- **Your task**
Each record below should be repeated precisely as written.

- **Supplied entries**
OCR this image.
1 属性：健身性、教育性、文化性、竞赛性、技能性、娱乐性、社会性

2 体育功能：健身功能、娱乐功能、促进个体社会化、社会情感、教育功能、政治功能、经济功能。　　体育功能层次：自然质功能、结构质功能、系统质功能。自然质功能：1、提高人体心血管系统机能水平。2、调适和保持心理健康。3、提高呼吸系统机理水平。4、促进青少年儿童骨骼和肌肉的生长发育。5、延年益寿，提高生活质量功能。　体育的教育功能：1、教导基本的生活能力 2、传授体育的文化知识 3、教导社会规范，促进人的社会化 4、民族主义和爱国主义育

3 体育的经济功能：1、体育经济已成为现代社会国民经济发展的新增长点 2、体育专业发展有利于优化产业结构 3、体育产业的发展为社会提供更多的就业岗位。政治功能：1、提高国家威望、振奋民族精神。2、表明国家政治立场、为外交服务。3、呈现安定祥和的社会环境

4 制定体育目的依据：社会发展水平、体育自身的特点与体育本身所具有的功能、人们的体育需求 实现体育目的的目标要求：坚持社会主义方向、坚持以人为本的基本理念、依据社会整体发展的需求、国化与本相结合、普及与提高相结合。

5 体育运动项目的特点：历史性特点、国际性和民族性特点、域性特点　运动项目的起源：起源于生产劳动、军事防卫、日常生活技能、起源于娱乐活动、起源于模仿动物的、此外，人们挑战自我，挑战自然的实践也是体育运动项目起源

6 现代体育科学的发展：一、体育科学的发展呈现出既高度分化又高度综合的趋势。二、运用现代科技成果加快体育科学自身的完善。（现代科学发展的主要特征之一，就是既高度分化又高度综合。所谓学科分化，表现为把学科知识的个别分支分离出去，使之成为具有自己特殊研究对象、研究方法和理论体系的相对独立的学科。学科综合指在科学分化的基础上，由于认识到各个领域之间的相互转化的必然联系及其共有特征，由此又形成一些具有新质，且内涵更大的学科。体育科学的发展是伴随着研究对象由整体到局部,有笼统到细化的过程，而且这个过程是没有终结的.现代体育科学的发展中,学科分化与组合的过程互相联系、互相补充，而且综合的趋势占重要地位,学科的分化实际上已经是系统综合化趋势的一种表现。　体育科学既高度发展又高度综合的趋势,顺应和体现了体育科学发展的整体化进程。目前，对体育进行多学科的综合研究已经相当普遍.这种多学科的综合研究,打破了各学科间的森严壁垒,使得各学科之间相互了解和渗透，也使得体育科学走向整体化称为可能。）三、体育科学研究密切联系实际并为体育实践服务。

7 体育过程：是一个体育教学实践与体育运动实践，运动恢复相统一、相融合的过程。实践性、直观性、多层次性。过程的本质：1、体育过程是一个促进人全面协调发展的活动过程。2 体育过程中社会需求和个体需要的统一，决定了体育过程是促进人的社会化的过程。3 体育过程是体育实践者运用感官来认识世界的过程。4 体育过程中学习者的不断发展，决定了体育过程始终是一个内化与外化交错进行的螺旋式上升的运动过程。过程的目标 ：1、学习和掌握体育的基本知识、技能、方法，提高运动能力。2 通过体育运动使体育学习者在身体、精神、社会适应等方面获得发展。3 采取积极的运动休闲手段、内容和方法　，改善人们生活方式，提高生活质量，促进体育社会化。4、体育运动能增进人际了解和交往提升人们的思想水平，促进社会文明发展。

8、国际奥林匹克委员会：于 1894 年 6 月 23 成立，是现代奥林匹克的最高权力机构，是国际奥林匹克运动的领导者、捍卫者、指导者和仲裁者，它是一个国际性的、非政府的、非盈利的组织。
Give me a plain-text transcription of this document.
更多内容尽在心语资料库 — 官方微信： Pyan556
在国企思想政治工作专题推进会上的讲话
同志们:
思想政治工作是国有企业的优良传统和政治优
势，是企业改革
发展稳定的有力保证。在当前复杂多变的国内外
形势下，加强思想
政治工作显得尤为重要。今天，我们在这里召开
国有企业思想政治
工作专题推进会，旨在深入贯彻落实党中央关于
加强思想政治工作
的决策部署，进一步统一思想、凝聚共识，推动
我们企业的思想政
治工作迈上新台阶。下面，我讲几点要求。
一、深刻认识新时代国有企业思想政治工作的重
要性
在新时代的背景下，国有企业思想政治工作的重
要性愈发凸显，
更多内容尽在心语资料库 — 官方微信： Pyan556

- **Finished task**
OCR this image.
1 属性：健身性、教育性、文化性、竞赛性、技能性、娱乐性、社会性

2 体育功能：健身功能、娱乐功能、促进个体社会化、社会情感、教育功能、政治功能、经济功能。　　体育功能层次：自然质功能、结构质功能、系统质功能。自然质功能：1、提高人体心血管系统机能水平。2、调适和保持心理健康。3、提高呼吸系统机理水平。4、促进青少年儿童骨骼和肌肉的生长发育。5、延年益寿，提高生活质量功能。　体育的教育功能：1、教导基本的生活能力 2、传授体育的文化知识 3、教导社会规范，促进人的社会化 4、民族主义和爱国主义育

3 体育的经济功能：1、体育经济已成为现代社会国民经济发展的新增长点 2、体育专业发展有利于优化产业结构 3、体育产业的发展为社会提供更多的就业岗位。政治功能：1、提高国家威望、振奋民族精神。2、表明国家政治立场、为外交服务。3、呈现安定祥和的社会环境

4 制定体育目的依据：社会发展水平、体育自身的特点与体育本身所具有的功能、人们的体育需求 实现体育目的的目标要求：坚持社会主义方向、坚持以人为本的基本理念、依据社会整体发展的需求、国化与本相结合、普及与提高相结合。

5 体育运动项目的特点：历史性特点、国际性和民族性特点、域性特点　运动项目的起源：起源于生产劳动、军事防卫、日常生活技能、起源于娱乐活动、起源于模仿动物的、此外，人们挑战自我，挑战自然的实践也是体育运动项目起源

6 现代体育科学的发展：一、体育科学的发展呈现出既高度分化又高度综合的趋势。二、运用现代科技成果加快体育科学自身的完善。（现代科学发展的主要特征之一，就是既高度分化又高度综合。所谓学科分化，表现为把学科知识的个别分支分离出去，使之成为具有自己特殊研究对象、研究方法和理论体系的相对独立的学科。学科综合指在科学分化的基础上，由于认识到各个领域之间的相互转化的必然联系及其共有特征，由此又形成一些具有新质，且内涵更大的学科。体育科学的发展是伴随着研究对象由整体到局部,有笼统到细化的过程，而且这个过程是没有终结的.现代体育科学的发展中,学科分化与组合的过程互相联系、互相补充，而且综合的趋势占重要地位,学科的分化实际上已经是系统综合化趋势的一种表现。　体育科学既高度发展又高度综合的趋势,顺应和体现了体育科学发展的整体化进程。目前，对体育进行多学科的综合研究已经相当普遍.这种多学科的综合研究,打破了各学科间的森严壁垒,使得各学科之间相互了解和渗透，也使得体育科学走向整体化称为可能。）三、体育科学研究密切联系实际并为体育实践服务。

7 体育过程：是一个体育教学实践与体育运动实践，运动恢复相统一、相融合的过程。实践性、直观性、多层次性。过程的本质：1、体育过程是一个促进人全面协调发展的活动过程。2 体育过程中社会需求和个体需要的统一，决定了体育过程是促进人的社会化的过程。3 体育过程是体育实践者运用感官来认识世界的过程。4 体育过程中学习者的不断发展，决定了体育过程始终是一个内化与外化交错进行的螺旋式上升的运动过程。过程的目标 ：1、学习和掌握体育的基本知识、技能、方法，提高运动能力。2 通过体育运动使体育学习者在身体、精神、社会适应等方面获得发展。3 采取积极的运动休闲手段、内容和方法　，改善人们生活方式，提高生活质量，促进体育社会化。4、体育运动能增进人际了解和交往提升人们的思想水平，促进社会文明发展。

8、国际奥林匹克委员会：于 1894 年 6 月 23 成立，是现代奥林匹克的最高权力机构，是国际奥林匹克运动的领导者、捍卫者、指导者和仲裁者，它是一个国际性的、非政府的、非盈利的组织。
Give me a plain-text transcription of this document.
更多内容尽在心语资料库 — 官方微信： Pyan556
在国企思想政治工作专题推进会上的讲话
同志们:
思想政治工作是国有企业的优良传统和政治优
势，是企业改革
发展稳定的有力保证。在当前复杂多变的国内外
形势下，加强思想
政治工作显得尤为重要。今天，我们在这里召开
国有企业思想政治
工作专题推进会，旨在深入贯彻落实党中央关于
加强思想政治工作
的决策部署，进一步统一思想、凝聚共识，推动
我们企业的思想政
治工作迈上新台阶。下面，我讲几点要求。
一、深刻认识新时代国有企业思想政治工作的重
要性
在新时代的背景下，国有企业思想政治工作的重
要性愈发凸显，
更多内容尽在心语资料库 — 官方微信： Pyan556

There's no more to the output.